**DATA**

◇ ◇ ◇ ◇ ◇

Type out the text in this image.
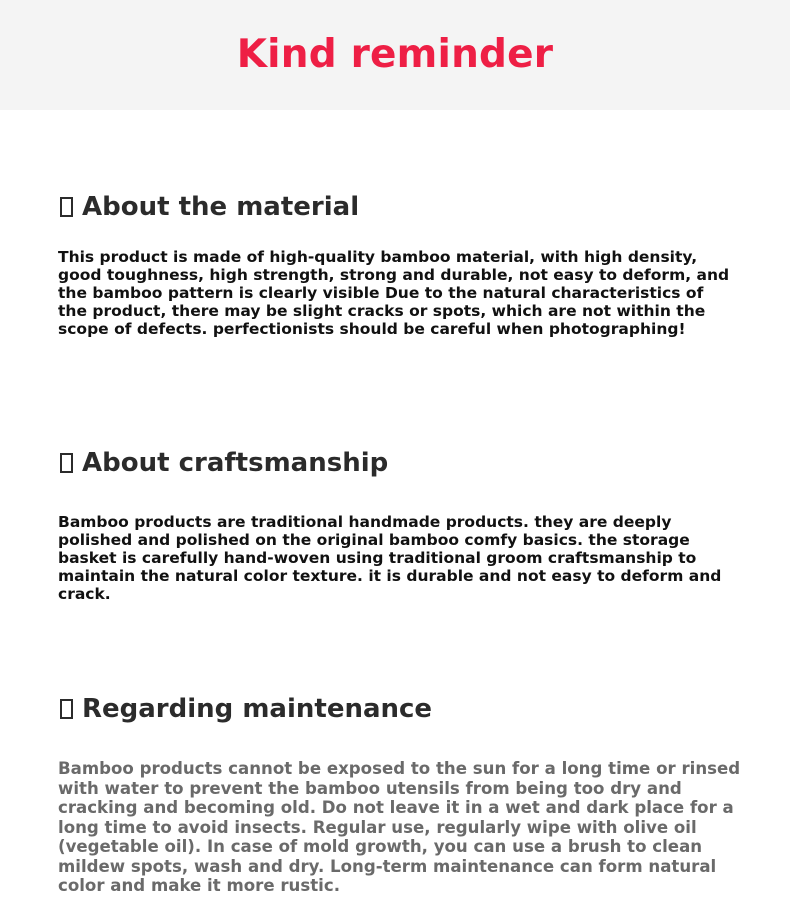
Kind reminder
About the material
This product is made of high-quality bamboo material, with high density, good toughness, high strength, strong and durable, not easy to deform, and the bamboo pattern is clearly visible Due to the natural characteristics of the product, there may be slight cracks or spots, which are not within the scope of defects. perfectionists should be careful when photographing!
About craftsmanship
Bamboo products are traditional handmade products. they are deeply polished and polished on the original bamboo comfy basics. the storage basket is carefully hand-woven using traditional groom craftsmanship to maintain the natural color texture. it is durable and not easy to deform and crack.
Regarding maintenance
Bamboo products cannot be exposed to the sun for a long time or rinsed with water to prevent the bamboo utensils from being too dry and cracking and becoming old. Do not leave it in a wet and dark place for a long time to avoid insects. Regular use, regularly wipe with olive oil (vegetable oil). In case of mold growth, you can use a brush to clean mildew spots, wash and dry. Long-term maintenance can form natural color and make it more rustic.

◇ ◇ ◇ ◇ ◇

**SET PROBLEM**
Go through the entries above and pull out each line with "About" in it.

**EXERCISE OUTPUT**
About the material
About craftsmanship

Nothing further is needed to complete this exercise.